Keep only those lines of the records that include the string "text".

Figure content listings
>>>

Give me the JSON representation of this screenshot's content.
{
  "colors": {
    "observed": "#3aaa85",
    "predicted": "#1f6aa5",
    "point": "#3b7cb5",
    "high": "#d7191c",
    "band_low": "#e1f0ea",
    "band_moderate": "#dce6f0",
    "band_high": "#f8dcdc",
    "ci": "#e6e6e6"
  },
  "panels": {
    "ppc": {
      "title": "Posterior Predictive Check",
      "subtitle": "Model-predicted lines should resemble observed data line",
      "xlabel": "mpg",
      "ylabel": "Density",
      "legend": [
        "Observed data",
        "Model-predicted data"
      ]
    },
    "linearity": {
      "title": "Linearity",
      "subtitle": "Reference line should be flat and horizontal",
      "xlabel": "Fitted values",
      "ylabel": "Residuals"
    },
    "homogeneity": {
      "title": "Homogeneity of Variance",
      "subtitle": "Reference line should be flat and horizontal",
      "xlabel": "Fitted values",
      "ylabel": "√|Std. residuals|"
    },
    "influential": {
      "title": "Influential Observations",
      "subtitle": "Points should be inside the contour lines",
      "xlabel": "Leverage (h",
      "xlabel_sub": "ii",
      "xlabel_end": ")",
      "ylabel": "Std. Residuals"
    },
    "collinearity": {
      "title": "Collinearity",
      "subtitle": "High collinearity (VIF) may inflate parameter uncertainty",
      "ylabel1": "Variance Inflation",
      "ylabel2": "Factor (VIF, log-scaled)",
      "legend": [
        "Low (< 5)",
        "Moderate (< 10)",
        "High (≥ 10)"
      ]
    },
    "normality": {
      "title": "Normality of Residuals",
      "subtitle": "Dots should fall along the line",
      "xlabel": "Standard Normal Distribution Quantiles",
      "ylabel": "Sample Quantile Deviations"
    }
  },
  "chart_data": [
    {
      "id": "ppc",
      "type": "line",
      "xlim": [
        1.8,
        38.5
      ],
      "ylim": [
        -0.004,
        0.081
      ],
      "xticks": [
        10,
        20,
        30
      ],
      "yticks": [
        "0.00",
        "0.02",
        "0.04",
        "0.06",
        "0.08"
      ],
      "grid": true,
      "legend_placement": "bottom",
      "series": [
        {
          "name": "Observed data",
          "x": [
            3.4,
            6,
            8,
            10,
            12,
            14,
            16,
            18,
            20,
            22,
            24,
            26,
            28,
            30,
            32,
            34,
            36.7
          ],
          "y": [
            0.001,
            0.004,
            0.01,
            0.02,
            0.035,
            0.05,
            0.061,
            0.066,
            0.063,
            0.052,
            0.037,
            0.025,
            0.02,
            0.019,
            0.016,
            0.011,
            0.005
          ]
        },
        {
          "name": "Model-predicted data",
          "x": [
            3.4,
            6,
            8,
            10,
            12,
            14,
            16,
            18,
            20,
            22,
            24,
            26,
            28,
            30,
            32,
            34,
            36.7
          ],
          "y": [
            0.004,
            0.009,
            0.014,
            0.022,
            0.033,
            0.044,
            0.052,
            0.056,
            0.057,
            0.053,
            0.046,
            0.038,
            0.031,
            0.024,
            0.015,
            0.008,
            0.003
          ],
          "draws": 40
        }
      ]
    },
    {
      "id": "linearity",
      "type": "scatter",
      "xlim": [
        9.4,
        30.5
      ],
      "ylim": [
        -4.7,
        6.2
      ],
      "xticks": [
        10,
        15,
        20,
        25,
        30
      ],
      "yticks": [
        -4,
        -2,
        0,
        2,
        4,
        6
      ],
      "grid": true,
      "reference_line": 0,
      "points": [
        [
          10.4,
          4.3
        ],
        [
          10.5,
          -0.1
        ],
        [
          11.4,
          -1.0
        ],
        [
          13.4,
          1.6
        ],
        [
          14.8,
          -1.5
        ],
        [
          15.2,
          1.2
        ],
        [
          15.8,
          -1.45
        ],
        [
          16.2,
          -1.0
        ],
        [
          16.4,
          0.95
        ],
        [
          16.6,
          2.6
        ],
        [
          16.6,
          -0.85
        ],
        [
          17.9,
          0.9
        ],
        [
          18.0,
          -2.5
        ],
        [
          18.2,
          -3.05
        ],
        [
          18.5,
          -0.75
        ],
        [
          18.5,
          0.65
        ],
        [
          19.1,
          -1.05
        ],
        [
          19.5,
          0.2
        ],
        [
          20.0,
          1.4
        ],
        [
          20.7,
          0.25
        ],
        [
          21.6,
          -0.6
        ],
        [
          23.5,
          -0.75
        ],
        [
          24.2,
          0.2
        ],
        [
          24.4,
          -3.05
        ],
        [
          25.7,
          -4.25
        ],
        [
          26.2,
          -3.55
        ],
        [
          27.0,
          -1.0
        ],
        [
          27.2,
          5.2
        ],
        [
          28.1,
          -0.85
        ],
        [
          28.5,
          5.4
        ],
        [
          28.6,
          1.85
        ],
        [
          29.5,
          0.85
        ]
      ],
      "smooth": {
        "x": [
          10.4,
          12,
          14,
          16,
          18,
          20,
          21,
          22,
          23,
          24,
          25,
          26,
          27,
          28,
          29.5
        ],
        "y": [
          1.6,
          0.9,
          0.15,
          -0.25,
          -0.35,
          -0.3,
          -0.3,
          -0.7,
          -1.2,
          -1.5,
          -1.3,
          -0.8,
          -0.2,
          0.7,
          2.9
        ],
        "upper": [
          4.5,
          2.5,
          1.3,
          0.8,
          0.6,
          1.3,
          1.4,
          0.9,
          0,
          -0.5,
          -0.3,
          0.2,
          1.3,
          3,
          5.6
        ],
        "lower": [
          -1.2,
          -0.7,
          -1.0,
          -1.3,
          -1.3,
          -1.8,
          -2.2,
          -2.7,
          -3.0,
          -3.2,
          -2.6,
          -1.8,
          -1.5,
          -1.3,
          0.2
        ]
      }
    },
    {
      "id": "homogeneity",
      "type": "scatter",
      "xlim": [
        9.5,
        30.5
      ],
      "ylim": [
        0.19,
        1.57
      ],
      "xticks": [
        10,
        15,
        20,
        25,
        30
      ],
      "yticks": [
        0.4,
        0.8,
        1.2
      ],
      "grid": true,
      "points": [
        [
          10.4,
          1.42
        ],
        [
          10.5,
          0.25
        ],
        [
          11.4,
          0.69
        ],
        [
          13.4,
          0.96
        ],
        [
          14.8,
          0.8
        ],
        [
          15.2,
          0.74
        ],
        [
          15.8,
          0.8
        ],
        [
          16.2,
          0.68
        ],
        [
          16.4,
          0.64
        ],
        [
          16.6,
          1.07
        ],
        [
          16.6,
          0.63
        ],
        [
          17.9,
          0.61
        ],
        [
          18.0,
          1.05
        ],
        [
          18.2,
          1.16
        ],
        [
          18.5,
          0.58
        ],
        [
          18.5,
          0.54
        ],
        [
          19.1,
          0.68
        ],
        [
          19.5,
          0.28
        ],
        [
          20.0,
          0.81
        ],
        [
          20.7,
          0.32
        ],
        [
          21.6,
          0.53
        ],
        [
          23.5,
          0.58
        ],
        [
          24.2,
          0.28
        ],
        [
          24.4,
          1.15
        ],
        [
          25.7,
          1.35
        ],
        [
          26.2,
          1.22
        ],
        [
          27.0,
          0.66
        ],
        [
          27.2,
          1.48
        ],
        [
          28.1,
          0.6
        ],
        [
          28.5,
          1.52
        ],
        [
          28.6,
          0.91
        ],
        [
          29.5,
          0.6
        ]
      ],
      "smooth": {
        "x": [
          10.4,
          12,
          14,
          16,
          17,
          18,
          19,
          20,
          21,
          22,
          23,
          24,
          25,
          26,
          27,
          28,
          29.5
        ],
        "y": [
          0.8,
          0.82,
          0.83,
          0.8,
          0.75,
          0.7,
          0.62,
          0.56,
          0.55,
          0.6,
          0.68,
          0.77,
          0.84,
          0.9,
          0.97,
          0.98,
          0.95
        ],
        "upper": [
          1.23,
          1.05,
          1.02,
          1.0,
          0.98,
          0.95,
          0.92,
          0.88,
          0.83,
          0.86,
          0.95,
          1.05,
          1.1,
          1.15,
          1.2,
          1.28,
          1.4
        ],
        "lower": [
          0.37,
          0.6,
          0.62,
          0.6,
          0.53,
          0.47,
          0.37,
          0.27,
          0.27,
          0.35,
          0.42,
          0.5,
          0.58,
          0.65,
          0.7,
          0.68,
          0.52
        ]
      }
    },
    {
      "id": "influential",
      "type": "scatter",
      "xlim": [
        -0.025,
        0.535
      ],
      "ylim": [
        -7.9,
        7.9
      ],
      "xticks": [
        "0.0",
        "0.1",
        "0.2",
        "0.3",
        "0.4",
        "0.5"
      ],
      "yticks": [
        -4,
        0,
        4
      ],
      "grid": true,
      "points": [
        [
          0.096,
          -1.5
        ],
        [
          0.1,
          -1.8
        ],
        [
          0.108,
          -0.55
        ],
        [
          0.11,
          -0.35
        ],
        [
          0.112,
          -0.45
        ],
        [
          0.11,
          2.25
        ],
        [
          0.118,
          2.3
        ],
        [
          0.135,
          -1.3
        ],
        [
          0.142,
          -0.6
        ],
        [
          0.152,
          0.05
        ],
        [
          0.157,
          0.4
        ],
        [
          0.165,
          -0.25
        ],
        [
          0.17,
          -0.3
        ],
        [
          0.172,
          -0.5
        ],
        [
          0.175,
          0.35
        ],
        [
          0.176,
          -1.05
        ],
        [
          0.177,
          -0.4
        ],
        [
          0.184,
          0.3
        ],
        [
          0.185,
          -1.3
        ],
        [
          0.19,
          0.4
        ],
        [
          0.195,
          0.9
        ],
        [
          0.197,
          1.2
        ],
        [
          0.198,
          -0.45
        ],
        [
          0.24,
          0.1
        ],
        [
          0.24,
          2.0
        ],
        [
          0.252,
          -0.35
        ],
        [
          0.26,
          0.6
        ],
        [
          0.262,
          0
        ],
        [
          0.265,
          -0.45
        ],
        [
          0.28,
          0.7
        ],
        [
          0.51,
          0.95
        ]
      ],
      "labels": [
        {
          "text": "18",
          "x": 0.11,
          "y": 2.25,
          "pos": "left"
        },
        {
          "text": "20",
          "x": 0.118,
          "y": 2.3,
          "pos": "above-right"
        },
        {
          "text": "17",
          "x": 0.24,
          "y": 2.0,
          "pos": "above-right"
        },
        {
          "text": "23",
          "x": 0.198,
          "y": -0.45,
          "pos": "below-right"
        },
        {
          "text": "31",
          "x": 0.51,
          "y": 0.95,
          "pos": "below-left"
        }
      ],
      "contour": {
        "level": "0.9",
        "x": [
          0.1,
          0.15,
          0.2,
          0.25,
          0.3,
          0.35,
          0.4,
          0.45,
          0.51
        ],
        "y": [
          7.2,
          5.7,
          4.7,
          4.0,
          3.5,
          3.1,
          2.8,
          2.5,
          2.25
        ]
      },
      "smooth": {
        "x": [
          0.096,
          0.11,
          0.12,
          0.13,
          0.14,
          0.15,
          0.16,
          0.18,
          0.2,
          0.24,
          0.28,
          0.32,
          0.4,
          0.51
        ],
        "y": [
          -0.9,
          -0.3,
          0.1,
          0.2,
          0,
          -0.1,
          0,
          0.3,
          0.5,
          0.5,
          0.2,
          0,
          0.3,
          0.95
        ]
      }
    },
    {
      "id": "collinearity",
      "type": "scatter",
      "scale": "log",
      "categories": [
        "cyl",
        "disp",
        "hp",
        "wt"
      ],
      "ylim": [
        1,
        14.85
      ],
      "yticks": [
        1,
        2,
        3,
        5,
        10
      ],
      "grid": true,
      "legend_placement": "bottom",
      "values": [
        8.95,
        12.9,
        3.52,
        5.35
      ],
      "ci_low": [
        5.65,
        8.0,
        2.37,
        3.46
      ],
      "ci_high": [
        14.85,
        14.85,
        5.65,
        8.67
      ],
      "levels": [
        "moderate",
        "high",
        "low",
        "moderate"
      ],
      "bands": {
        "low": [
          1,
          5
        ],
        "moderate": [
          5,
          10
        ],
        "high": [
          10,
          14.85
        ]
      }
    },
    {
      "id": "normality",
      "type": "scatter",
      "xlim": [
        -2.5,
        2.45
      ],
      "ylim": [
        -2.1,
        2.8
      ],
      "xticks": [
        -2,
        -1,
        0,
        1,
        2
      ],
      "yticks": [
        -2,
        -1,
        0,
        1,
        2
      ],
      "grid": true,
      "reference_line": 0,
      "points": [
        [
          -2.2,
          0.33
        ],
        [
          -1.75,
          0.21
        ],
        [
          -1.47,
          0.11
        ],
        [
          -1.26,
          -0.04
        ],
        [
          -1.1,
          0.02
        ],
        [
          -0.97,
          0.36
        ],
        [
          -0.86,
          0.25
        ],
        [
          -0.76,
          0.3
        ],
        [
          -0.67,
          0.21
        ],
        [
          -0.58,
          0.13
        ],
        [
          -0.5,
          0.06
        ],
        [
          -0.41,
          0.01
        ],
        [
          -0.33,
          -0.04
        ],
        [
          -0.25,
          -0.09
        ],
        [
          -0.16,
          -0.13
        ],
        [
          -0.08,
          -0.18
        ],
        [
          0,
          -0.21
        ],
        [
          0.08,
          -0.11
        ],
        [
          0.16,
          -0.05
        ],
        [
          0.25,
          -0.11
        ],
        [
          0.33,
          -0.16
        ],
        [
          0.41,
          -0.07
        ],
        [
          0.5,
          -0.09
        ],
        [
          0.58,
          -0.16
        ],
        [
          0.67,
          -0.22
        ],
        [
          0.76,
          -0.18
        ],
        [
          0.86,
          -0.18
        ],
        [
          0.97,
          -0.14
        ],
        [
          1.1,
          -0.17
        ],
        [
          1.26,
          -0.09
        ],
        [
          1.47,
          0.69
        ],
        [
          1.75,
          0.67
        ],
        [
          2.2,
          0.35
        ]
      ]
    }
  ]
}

<<<

Result for this exercise:
          "text": "18",
          "text": "20",
          "text": "17",
          "text": "23",
          "text": "31",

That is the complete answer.